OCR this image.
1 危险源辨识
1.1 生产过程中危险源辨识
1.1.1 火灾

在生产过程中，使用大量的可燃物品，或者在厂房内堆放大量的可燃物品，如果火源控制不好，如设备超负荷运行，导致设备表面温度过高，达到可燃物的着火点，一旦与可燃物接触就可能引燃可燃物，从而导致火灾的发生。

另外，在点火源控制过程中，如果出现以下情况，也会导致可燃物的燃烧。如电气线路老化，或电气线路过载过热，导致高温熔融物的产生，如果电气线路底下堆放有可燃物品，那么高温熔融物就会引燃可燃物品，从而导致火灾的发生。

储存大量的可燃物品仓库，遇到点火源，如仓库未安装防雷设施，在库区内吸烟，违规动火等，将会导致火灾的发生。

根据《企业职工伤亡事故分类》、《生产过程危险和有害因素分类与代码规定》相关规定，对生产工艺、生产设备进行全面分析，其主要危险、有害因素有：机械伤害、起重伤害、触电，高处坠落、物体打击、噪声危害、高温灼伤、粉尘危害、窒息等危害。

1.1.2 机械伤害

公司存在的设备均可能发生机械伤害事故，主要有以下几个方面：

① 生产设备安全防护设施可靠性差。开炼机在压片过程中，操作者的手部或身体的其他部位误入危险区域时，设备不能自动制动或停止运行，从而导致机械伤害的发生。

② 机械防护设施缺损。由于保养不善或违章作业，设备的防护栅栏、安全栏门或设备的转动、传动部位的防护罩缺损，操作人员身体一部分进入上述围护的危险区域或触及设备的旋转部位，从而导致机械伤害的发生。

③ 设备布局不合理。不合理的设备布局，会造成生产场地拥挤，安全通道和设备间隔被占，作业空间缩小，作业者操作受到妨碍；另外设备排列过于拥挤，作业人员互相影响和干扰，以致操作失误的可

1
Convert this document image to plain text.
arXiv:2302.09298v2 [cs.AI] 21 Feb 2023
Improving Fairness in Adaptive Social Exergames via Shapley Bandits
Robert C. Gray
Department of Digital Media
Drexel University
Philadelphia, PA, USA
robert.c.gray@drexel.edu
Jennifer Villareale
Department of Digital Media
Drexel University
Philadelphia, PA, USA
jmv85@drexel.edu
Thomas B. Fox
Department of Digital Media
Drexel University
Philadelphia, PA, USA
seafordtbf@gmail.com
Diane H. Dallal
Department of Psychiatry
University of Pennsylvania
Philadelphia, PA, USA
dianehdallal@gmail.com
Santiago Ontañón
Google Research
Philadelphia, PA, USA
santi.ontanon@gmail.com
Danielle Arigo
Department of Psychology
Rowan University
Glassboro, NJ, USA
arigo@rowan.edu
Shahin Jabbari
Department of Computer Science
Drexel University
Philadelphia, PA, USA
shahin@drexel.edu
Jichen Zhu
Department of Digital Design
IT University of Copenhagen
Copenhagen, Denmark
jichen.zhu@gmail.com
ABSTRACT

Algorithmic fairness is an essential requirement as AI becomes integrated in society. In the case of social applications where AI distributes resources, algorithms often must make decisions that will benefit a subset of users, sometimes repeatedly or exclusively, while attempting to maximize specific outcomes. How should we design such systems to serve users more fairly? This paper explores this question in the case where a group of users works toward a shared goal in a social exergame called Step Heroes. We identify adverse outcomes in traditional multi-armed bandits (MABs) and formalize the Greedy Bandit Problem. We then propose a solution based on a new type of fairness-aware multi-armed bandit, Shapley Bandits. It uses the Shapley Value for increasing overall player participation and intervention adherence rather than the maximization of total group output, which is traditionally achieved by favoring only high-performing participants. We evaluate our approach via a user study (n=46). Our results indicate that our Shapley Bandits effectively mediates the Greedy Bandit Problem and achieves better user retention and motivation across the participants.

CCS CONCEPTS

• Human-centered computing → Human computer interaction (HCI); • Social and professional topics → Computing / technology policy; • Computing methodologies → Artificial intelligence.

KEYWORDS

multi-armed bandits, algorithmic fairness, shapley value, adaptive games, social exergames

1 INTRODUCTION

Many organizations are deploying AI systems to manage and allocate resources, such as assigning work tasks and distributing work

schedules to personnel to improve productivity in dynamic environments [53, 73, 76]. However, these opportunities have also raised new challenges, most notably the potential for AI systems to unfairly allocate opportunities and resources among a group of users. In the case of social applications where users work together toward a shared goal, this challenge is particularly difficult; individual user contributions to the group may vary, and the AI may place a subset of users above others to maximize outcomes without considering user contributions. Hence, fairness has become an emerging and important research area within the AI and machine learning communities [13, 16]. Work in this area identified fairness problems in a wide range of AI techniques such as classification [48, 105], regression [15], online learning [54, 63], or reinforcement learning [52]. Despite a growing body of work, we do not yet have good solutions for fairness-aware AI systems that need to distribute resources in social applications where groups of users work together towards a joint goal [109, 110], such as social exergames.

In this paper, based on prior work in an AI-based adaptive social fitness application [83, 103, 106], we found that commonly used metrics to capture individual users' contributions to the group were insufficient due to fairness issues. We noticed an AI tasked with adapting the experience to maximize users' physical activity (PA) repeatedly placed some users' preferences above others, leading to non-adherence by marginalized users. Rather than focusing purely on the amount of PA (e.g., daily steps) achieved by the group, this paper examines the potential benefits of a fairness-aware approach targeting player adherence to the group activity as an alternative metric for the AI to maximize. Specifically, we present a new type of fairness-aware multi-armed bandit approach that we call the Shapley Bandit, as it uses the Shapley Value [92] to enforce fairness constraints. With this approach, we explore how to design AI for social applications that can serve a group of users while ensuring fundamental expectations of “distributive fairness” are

************

Print all the data exactly.

OCR this image.
1 危险源辨识
1.1 生产过程中危险源辨识
1.1.1 火灾

在生产过程中，使用大量的可燃物品，或者在厂房内堆放大量的可燃物品，如果火源控制不好，如设备超负荷运行，导致设备表面温度过高，达到可燃物的着火点，一旦与可燃物接触就可能引燃可燃物，从而导致火灾的发生。

另外，在点火源控制过程中，如果出现以下情况，也会导致可燃物的燃烧。如电气线路老化，或电气线路过载过热，导致高温熔融物的产生，如果电气线路底下堆放有可燃物品，那么高温熔融物就会引燃可燃物品，从而导致火灾的发生。

储存大量的可燃物品仓库，遇到点火源，如仓库未安装防雷设施，在库区内吸烟，违规动火等，将会导致火灾的发生。

根据《企业职工伤亡事故分类》、《生产过程危险和有害因素分类与代码规定》相关规定，对生产工艺、生产设备进行全面分析，其主要危险、有害因素有：机械伤害、起重伤害、触电，高处坠落、物体打击、噪声危害、高温灼伤、粉尘危害、窒息等危害。

1.1.2 机械伤害

公司存在的设备均可能发生机械伤害事故，主要有以下几个方面：

① 生产设备安全防护设施可靠性差。开炼机在压片过程中，操作者的手部或身体的其他部位误入危险区域时，设备不能自动制动或停止运行，从而导致机械伤害的发生。

② 机械防护设施缺损。由于保养不善或违章作业，设备的防护栅栏、安全栏门或设备的转动、传动部位的防护罩缺损，操作人员身体一部分进入上述围护的危险区域或触及设备的旋转部位，从而导致机械伤害的发生。

③ 设备布局不合理。不合理的设备布局，会造成生产场地拥挤，安全通道和设备间隔被占，作业空间缩小，作业者操作受到妨碍；另外设备排列过于拥挤，作业人员互相影响和干扰，以致操作失误的可

1
Convert this document image to plain text.
arXiv:2302.09298v2 [cs.AI] 21 Feb 2023
Improving Fairness in Adaptive Social Exergames via Shapley Bandits
Robert C. Gray
Department of Digital Media
Drexel University
Philadelphia, PA, USA
robert.c.gray@drexel.edu
Jennifer Villareale
Department of Digital Media
Drexel University
Philadelphia, PA, USA
jmv85@drexel.edu
Thomas B. Fox
Department of Digital Media
Drexel University
Philadelphia, PA, USA
seafordtbf@gmail.com
Diane H. Dallal
Department of Psychiatry
University of Pennsylvania
Philadelphia, PA, USA
dianehdallal@gmail.com
Santiago Ontañón
Google Research
Philadelphia, PA, USA
santi.ontanon@gmail.com
Danielle Arigo
Department of Psychology
Rowan University
Glassboro, NJ, USA
arigo@rowan.edu
Shahin Jabbari
Department of Computer Science
Drexel University
Philadelphia, PA, USA
shahin@drexel.edu
Jichen Zhu
Department of Digital Design
IT University of Copenhagen
Copenhagen, Denmark
jichen.zhu@gmail.com
ABSTRACT

Algorithmic fairness is an essential requirement as AI becomes integrated in society. In the case of social applications where AI distributes resources, algorithms often must make decisions that will benefit a subset of users, sometimes repeatedly or exclusively, while attempting to maximize specific outcomes. How should we design such systems to serve users more fairly? This paper explores this question in the case where a group of users works toward a shared goal in a social exergame called Step Heroes. We identify adverse outcomes in traditional multi-armed bandits (MABs) and formalize the Greedy Bandit Problem. We then propose a solution based on a new type of fairness-aware multi-armed bandit, Shapley Bandits. It uses the Shapley Value for increasing overall player participation and intervention adherence rather than the maximization of total group output, which is traditionally achieved by favoring only high-performing participants. We evaluate our approach via a user study (n=46). Our results indicate that our Shapley Bandits effectively mediates the Greedy Bandit Problem and achieves better user retention and motivation across the participants.

CCS CONCEPTS

• Human-centered computing → Human computer interaction (HCI); • Social and professional topics → Computing / technology policy; • Computing methodologies → Artificial intelligence.

KEYWORDS

multi-armed bandits, algorithmic fairness, shapley value, adaptive games, social exergames

1 INTRODUCTION

Many organizations are deploying AI systems to manage and allocate resources, such as assigning work tasks and distributing work

schedules to personnel to improve productivity in dynamic environments [53, 73, 76]. However, these opportunities have also raised new challenges, most notably the potential for AI systems to unfairly allocate opportunities and resources among a group of users. In the case of social applications where users work together toward a shared goal, this challenge is particularly difficult; individual user contributions to the group may vary, and the AI may place a subset of users above others to maximize outcomes without considering user contributions. Hence, fairness has become an emerging and important research area within the AI and machine learning communities [13, 16]. Work in this area identified fairness problems in a wide range of AI techniques such as classification [48, 105], regression [15], online learning [54, 63], or reinforcement learning [52]. Despite a growing body of work, we do not yet have good solutions for fairness-aware AI systems that need to distribute resources in social applications where groups of users work together towards a joint goal [109, 110], such as social exergames.

In this paper, based on prior work in an AI-based adaptive social fitness application [83, 103, 106], we found that commonly used metrics to capture individual users' contributions to the group were insufficient due to fairness issues. We noticed an AI tasked with adapting the experience to maximize users' physical activity (PA) repeatedly placed some users' preferences above others, leading to non-adherence by marginalized users. Rather than focusing purely on the amount of PA (e.g., daily steps) achieved by the group, this paper examines the potential benefits of a fairness-aware approach targeting player adherence to the group activity as an alternative metric for the AI to maximize. Specifically, we present a new type of fairness-aware multi-armed bandit approach that we call the Shapley Bandit, as it uses the Shapley Value [92] to enforce fairness constraints. With this approach, we explore how to design AI for social applications that can serve a group of users while ensuring fundamental expectations of “distributive fairness” are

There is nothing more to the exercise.